**** Stored records

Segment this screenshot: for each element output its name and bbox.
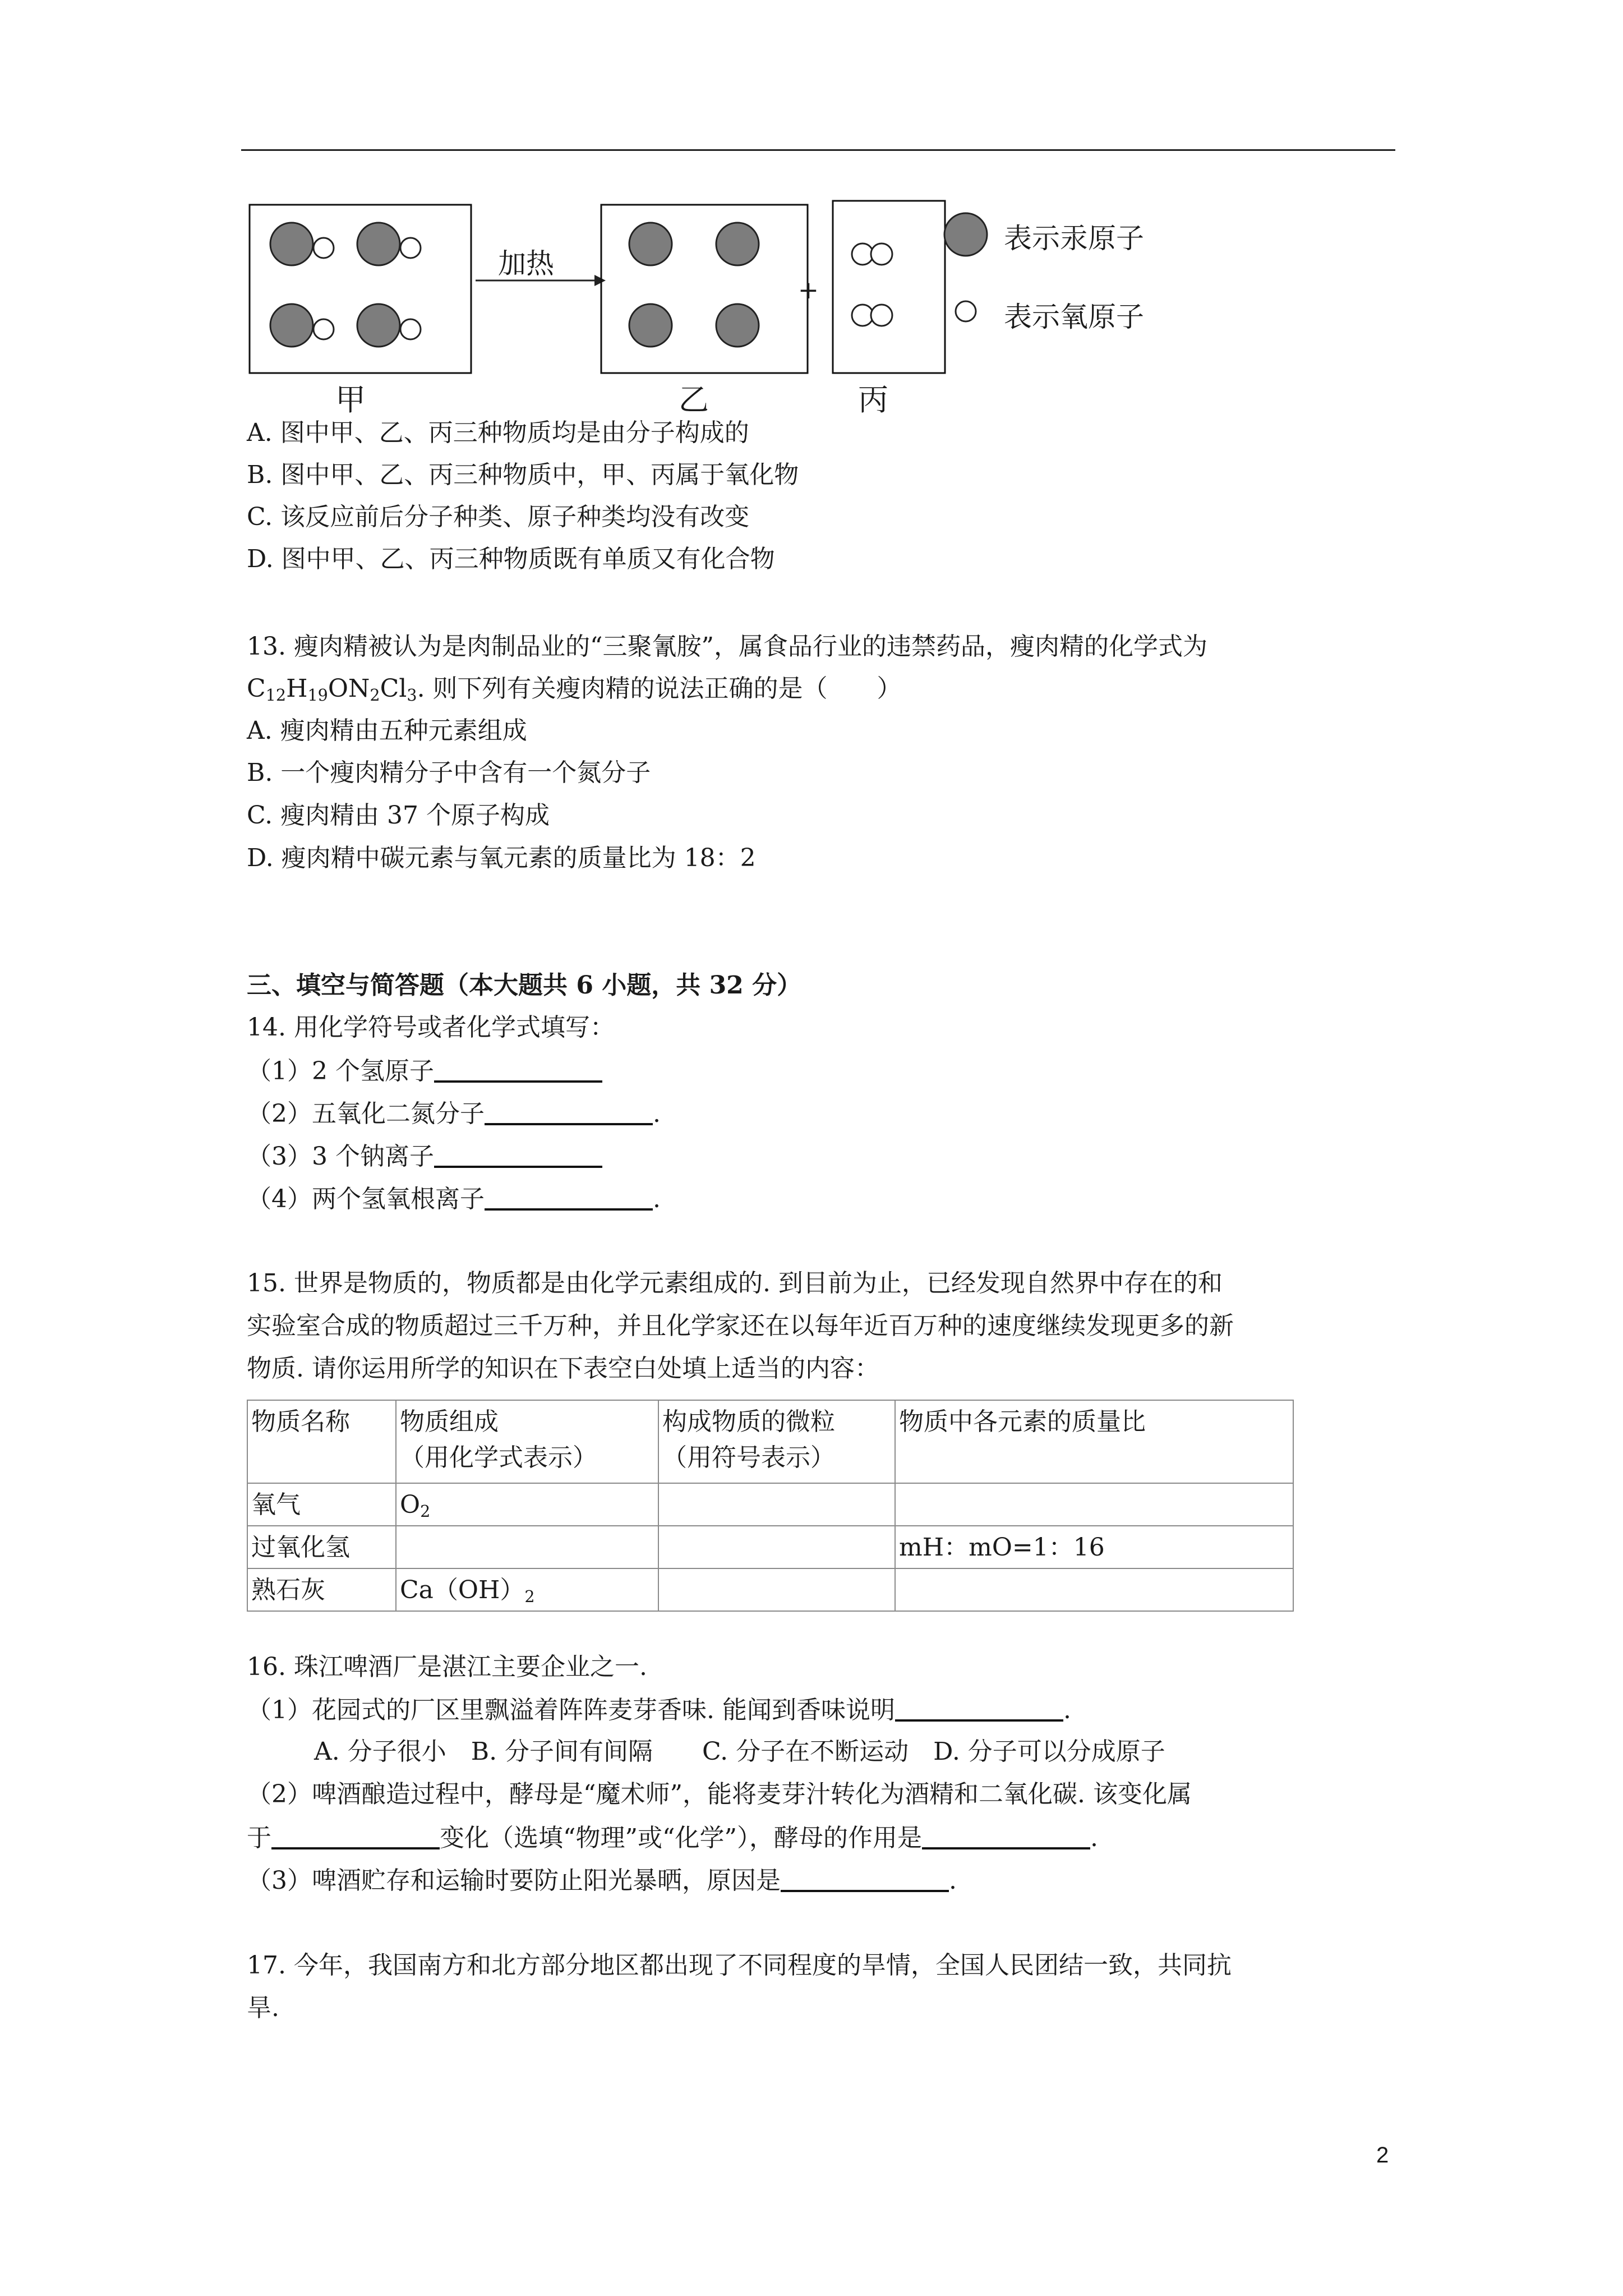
table-row	[247, 1526, 1293, 1568]
legend-oxygen-label: 表示氧原子	[1004, 301, 1144, 333]
q14-stem: 14. 用化学符号或者化学式填写：	[247, 1013, 615, 1042]
cell-h2o2-name: 过氧化氢	[247, 1526, 396, 1568]
q12-option-a: A. 图中甲、乙、丙三种物质均是由分子构成的	[247, 418, 749, 447]
q16-blank-1[interactable]	[895, 1697, 1063, 1722]
oxygen-molecules	[852, 243, 892, 326]
header-composition: 物质组成 （用化学式表示）	[396, 1400, 658, 1483]
header-mass-ratio: 物质中各元素的质量比	[895, 1400, 1293, 1483]
q16-blank-4[interactable]	[781, 1867, 949, 1892]
q15-line-3: 物质. 请你运用所学的知识在下表空白处填上适当的内容：	[247, 1354, 879, 1383]
q17-line-2: 旱.	[247, 1994, 279, 2022]
q14-blank-4[interactable]	[485, 1186, 653, 1211]
page-number: 2	[1376, 2143, 1389, 2168]
q16-blank-3[interactable]	[922, 1825, 1090, 1849]
q15-line-2: 实验室合成的物质超过三千万种，并且化学家还在以每年近百万种的速度继续发现更多的新	[247, 1312, 1234, 1340]
q16-part-2-line-2: 于 变化（选填“物理”或“化学”），酵母的作用是 .	[247, 1824, 1098, 1852]
cell-limewater-particles[interactable]	[658, 1568, 895, 1611]
label-jia: 甲	[335, 382, 366, 417]
q13-option-c: C. 瘦肉精由 37 个原子构成	[247, 801, 550, 830]
q16-part-2-line-1: （2）啤酒酿造过程中，酵母是“魔术师”，能将麦芽汁转化为酒精和二氧化碳. 该变化属	[247, 1780, 1192, 1809]
legend-mercury-icon	[944, 213, 987, 256]
q14-blank-1[interactable]	[434, 1058, 602, 1083]
table-row	[247, 1568, 1293, 1611]
header-rule	[241, 149, 1395, 151]
hgo-molecules	[270, 223, 400, 347]
q13-option-b: B. 一个瘦肉精分子中含有一个氮分子	[247, 758, 651, 787]
cell-h2o2-particles[interactable]	[658, 1526, 895, 1568]
q16-part-1: （1）花园式的厂区里飘溢着阵阵麦芽香味. 能闻到香味说明 .	[247, 1696, 1071, 1724]
legend-oxygen-icon	[956, 301, 976, 321]
q14-blank-3[interactable]	[434, 1143, 602, 1168]
q17-line-1: 17. 今年，我国南方和北方部分地区都出现了不同程度的旱情，全国人民团结一致，共同抗	[247, 1951, 1232, 1980]
q15-line-1: 15. 世界是物质的，物质都是由化学元素组成的. 到目前为止，已经发现自然界中存在的和	[247, 1269, 1223, 1297]
q14-blank-2[interactable]	[485, 1101, 653, 1125]
table-row	[247, 1483, 1293, 1526]
cell-oxygen-ratio[interactable]	[895, 1483, 1293, 1526]
q14-part-2: （2）五氧化二氮分子 .	[247, 1099, 661, 1128]
header-particles: 构成物质的微粒 （用符号表示）	[658, 1400, 895, 1483]
q12-option-d: D. 图中甲、乙、丙三种物质既有单质又有化合物	[247, 545, 775, 573]
q13-option-a: A. 瘦肉精由五种元素组成	[247, 716, 527, 745]
q12-option-c: C. 该反应前后分子种类、原子种类均没有改变	[247, 503, 750, 531]
label-yi: 乙	[679, 382, 709, 417]
legend-mercury-label: 表示汞原子	[1004, 222, 1144, 255]
label-bing: 丙	[858, 382, 888, 417]
box-yi	[601, 205, 808, 373]
mercury-atoms	[629, 223, 759, 347]
q14-part-4: （4）两个氢氧根离子 .	[247, 1185, 661, 1213]
q16-stem: 16. 珠江啤酒厂是湛江主要企业之一.	[247, 1653, 647, 1681]
box-bing	[833, 201, 945, 373]
cell-oxygen-name: 氧气	[247, 1483, 396, 1526]
q13-stem: 13. 瘦肉精被认为是肉制品业的“三聚氰胺”，属食品行业的违禁药品，瘦肉精的化学式为	[247, 632, 1207, 661]
section-3-title: 三、填空与简答题（本大题共 6 小题，共 32 分）	[247, 971, 802, 1000]
cell-oxygen-particles[interactable]	[658, 1483, 895, 1526]
q13-formula-line: $C_{12}H_{19}ON_2Cl_3$. 则下列有关瘦肉精的说法正确的是（ ）	[247, 674, 902, 705]
cell-h2o2-ratio: mH：mO=1：16	[895, 1526, 1293, 1568]
q14-part-1: （1）2 个氢原子	[247, 1058, 602, 1084]
q16-blank-2[interactable]	[271, 1825, 440, 1849]
arrow-label: 加热	[498, 247, 554, 280]
q13-option-d: D. 瘦肉精中碳元素与氧元素的质量比为 18：2	[247, 844, 756, 872]
q14-part-3: （3）3 个钠离子	[247, 1143, 602, 1169]
cell-h2o2-formula[interactable]	[396, 1526, 658, 1568]
q12-option-b: B. 图中甲、乙、丙三种物质中，甲、丙属于氧化物	[247, 461, 799, 489]
cell-limewater-name: 熟石灰	[247, 1568, 396, 1611]
cell-limewater-formula: $Ca(OH)_2$	[396, 1568, 658, 1611]
q16-part-3: （3）啤酒贮存和运输时要防止阳光暴晒，原因是 .	[247, 1866, 957, 1895]
table-header-row	[247, 1400, 1293, 1483]
cell-oxygen-formula: $O_2$	[396, 1483, 658, 1526]
plus-sign: +	[798, 276, 819, 305]
q16-options: A. 分子很小 B. 分子间有间隔 C. 分子在不断运动 D. 分子可以分成原子	[314, 1737, 1165, 1766]
cell-limewater-ratio[interactable]	[895, 1568, 1293, 1611]
substance-table	[247, 1400, 1294, 1612]
header-name: 物质名称	[247, 1400, 396, 1483]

********

Challenge
Locate each line in the entries that contains the string "legend", treating uppercase and lowercase as different, and copy every such line in full.

Solution to this exercise
legend-oxygen-label: 表示氧原子	[1004, 301, 1144, 333]
legend-mercury-icon	[944, 213, 987, 256]
legend-oxygen-icon	[956, 301, 976, 321]
legend-mercury-label: 表示汞原子	[1004, 222, 1144, 255]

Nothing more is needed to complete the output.